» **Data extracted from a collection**

----------

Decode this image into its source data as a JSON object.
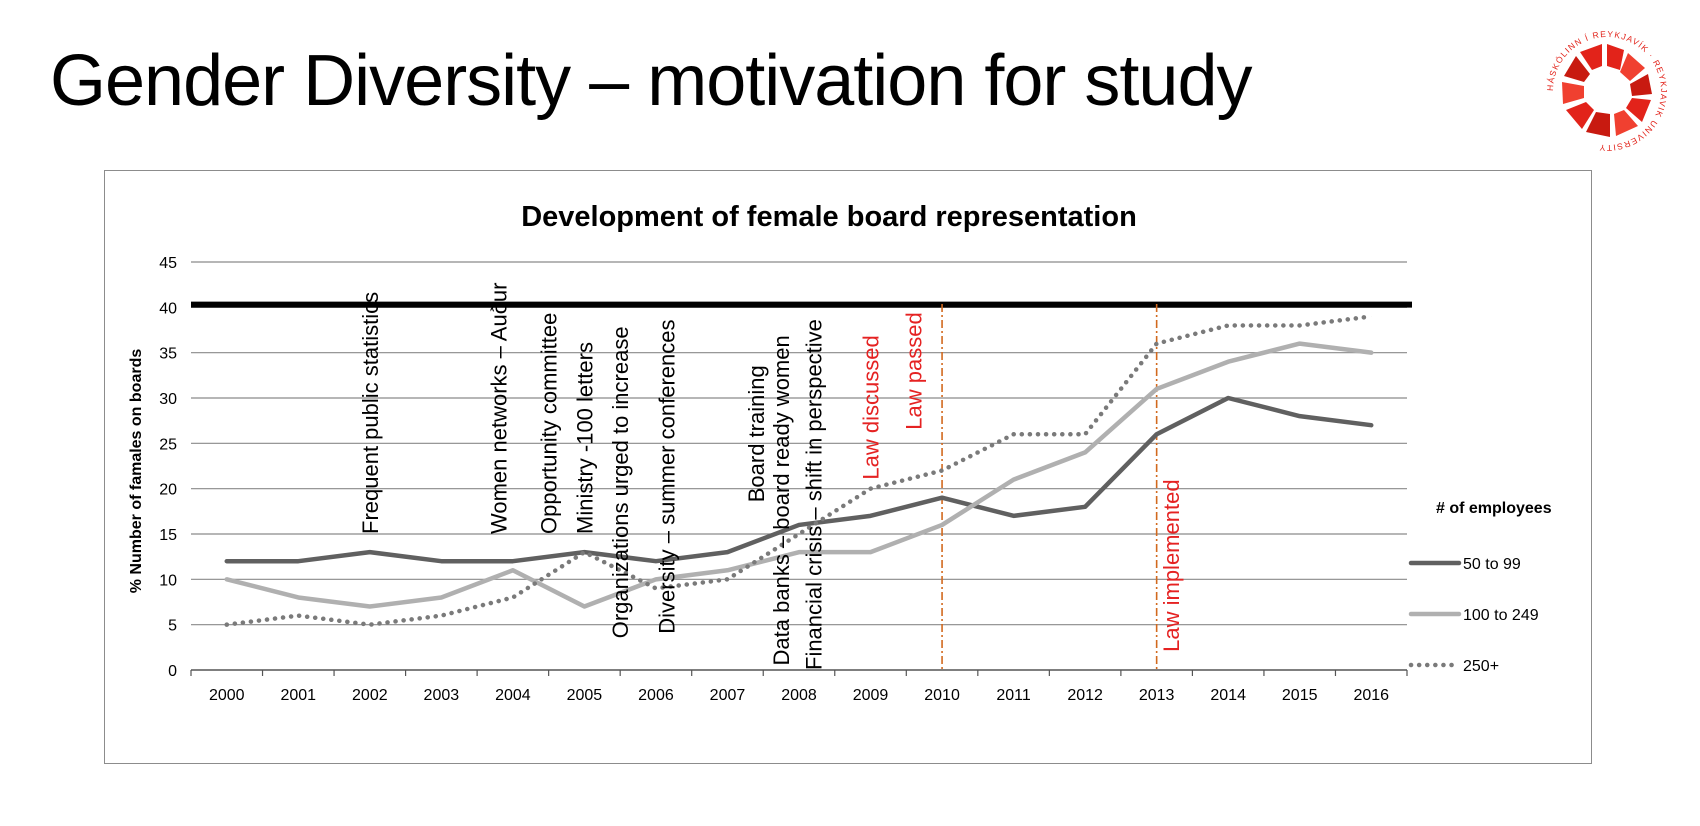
{
  "slide": {
    "title": "Gender Diversity – motivation for study"
  },
  "logo": {
    "name": "reykjavik-university-logo",
    "ring_text": "HÁSKÓLINN Í REYKJAVÍK · REYKJAVIK UNIVERSITY",
    "color": "#e2231a"
  },
  "chart_data": {
    "type": "line",
    "title": "Development of female board representation",
    "ylabel": "%  Number of famales on boards",
    "xlabel": "",
    "categories": [
      "2000",
      "2001",
      "2002",
      "2003",
      "2004",
      "2005",
      "2006",
      "2007",
      "2008",
      "2009",
      "2010",
      "2011",
      "2012",
      "2013",
      "2014",
      "2015",
      "2016"
    ],
    "ylim": [
      0,
      45
    ],
    "yticks": [
      0,
      5,
      10,
      15,
      20,
      25,
      30,
      35,
      40,
      45
    ],
    "grid": true,
    "legend_title": "# of employees",
    "legend_position": "right",
    "target_line": {
      "value": 40.3,
      "color": "#000000"
    },
    "series": [
      {
        "name": "50 to 99",
        "color": "#606060",
        "style": "solid",
        "values": [
          12,
          12,
          13,
          12,
          12,
          13,
          12,
          13,
          16,
          17,
          19,
          17,
          18,
          26,
          30,
          28,
          27
        ]
      },
      {
        "name": "100 to 249",
        "color": "#b0b0b0",
        "style": "solid",
        "values": [
          10,
          8,
          7,
          8,
          11,
          7,
          10,
          11,
          13,
          13,
          16,
          21,
          24,
          31,
          34,
          36,
          35
        ]
      },
      {
        "name": "250+",
        "color": "#7a7a7a",
        "style": "dotted",
        "values": [
          5,
          6,
          5,
          6,
          8,
          13,
          9,
          10,
          15,
          20,
          22,
          26,
          26,
          36,
          38,
          38,
          39
        ]
      }
    ],
    "vertical_markers": [
      {
        "year_index": 10,
        "color": "#d2691e"
      },
      {
        "year_index": 13,
        "color": "#d2691e"
      }
    ],
    "annotations": [
      {
        "text": "Frequent public statistics",
        "x": 2.0,
        "y_bottom": 15,
        "color": "#000000"
      },
      {
        "text": "Women networks – Auður",
        "x": 3.8,
        "y_bottom": 15,
        "color": "#000000"
      },
      {
        "text": "Opportunity committee",
        "x": 4.5,
        "y_bottom": 15,
        "color": "#000000"
      },
      {
        "text": "Ministry -100 letters",
        "x": 5.0,
        "y_bottom": 15,
        "color": "#000000"
      },
      {
        "text": "Organizations urged to increase",
        "x": 5.5,
        "y_bottom": 3.5,
        "color": "#000000"
      },
      {
        "text": "Diversity – summer conferences",
        "x": 6.15,
        "y_bottom": 4,
        "color": "#000000"
      },
      {
        "text": "Board training",
        "x": 7.4,
        "y_bottom": 18.5,
        "color": "#000000"
      },
      {
        "text": "Data banks – board ready women",
        "x": 7.75,
        "y_bottom": 0.5,
        "color": "#000000"
      },
      {
        "text": "Financial crisis – shift in perspective",
        "x": 8.2,
        "y_bottom": 0,
        "color": "#000000"
      },
      {
        "text": "Law discussed",
        "x": 9.0,
        "y_bottom": 21,
        "color": "#e52222"
      },
      {
        "text": "Law passed",
        "x": 9.6,
        "y_bottom": 26.5,
        "color": "#e52222"
      },
      {
        "text": "Law implemented",
        "x": 13.2,
        "y_bottom": 2,
        "color": "#e52222"
      }
    ]
  }
}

----------

» **Goal of the exercise**
Quote all the lines above exactly as given. Do not include the pictures.

» **Written answer**
Decode this image into its source data as a JSON object.
{
  "slide": {
    "title": "Gender Diversity – motivation for study"
  },
  "logo": {
    "name": "reykjavik-university-logo",
    "ring_text": "HÁSKÓLINN Í REYKJAVÍK · REYKJAVIK UNIVERSITY",
    "color": "#e2231a"
  },
  "chart_data": {
    "type": "line",
    "title": "Development of female board representation",
    "ylabel": "%  Number of famales on boards",
    "xlabel": "",
    "categories": [
      "2000",
      "2001",
      "2002",
      "2003",
      "2004",
      "2005",
      "2006",
      "2007",
      "2008",
      "2009",
      "2010",
      "2011",
      "2012",
      "2013",
      "2014",
      "2015",
      "2016"
    ],
    "ylim": [
      0,
      45
    ],
    "yticks": [
      0,
      5,
      10,
      15,
      20,
      25,
      30,
      35,
      40,
      45
    ],
    "grid": true,
    "legend_title": "# of employees",
    "legend_position": "right",
    "target_line": {
      "value": 40.3,
      "color": "#000000"
    },
    "series": [
      {
        "name": "50 to 99",
        "color": "#606060",
        "style": "solid",
        "values": [
          12,
          12,
          13,
          12,
          12,
          13,
          12,
          13,
          16,
          17,
          19,
          17,
          18,
          26,
          30,
          28,
          27
        ]
      },
      {
        "name": "100 to 249",
        "color": "#b0b0b0",
        "style": "solid",
        "values": [
          10,
          8,
          7,
          8,
          11,
          7,
          10,
          11,
          13,
          13,
          16,
          21,
          24,
          31,
          34,
          36,
          35
        ]
      },
      {
        "name": "250+",
        "color": "#7a7a7a",
        "style": "dotted",
        "values": [
          5,
          6,
          5,
          6,
          8,
          13,
          9,
          10,
          15,
          20,
          22,
          26,
          26,
          36,
          38,
          38,
          39
        ]
      }
    ],
    "vertical_markers": [
      {
        "year_index": 10,
        "color": "#d2691e"
      },
      {
        "year_index": 13,
        "color": "#d2691e"
      }
    ],
    "annotations": [
      {
        "text": "Frequent public statistics",
        "x": 2.0,
        "y_bottom": 15,
        "color": "#000000"
      },
      {
        "text": "Women networks – Auður",
        "x": 3.8,
        "y_bottom": 15,
        "color": "#000000"
      },
      {
        "text": "Opportunity committee",
        "x": 4.5,
        "y_bottom": 15,
        "color": "#000000"
      },
      {
        "text": "Ministry -100 letters",
        "x": 5.0,
        "y_bottom": 15,
        "color": "#000000"
      },
      {
        "text": "Organizations urged to increase",
        "x": 5.5,
        "y_bottom": 3.5,
        "color": "#000000"
      },
      {
        "text": "Diversity – summer conferences",
        "x": 6.15,
        "y_bottom": 4,
        "color": "#000000"
      },
      {
        "text": "Board training",
        "x": 7.4,
        "y_bottom": 18.5,
        "color": "#000000"
      },
      {
        "text": "Data banks – board ready women",
        "x": 7.75,
        "y_bottom": 0.5,
        "color": "#000000"
      },
      {
        "text": "Financial crisis – shift in perspective",
        "x": 8.2,
        "y_bottom": 0,
        "color": "#000000"
      },
      {
        "text": "Law discussed",
        "x": 9.0,
        "y_bottom": 21,
        "color": "#e52222"
      },
      {
        "text": "Law passed",
        "x": 9.6,
        "y_bottom": 26.5,
        "color": "#e52222"
      },
      {
        "text": "Law implemented",
        "x": 13.2,
        "y_bottom": 2,
        "color": "#e52222"
      }
    ]
  }
}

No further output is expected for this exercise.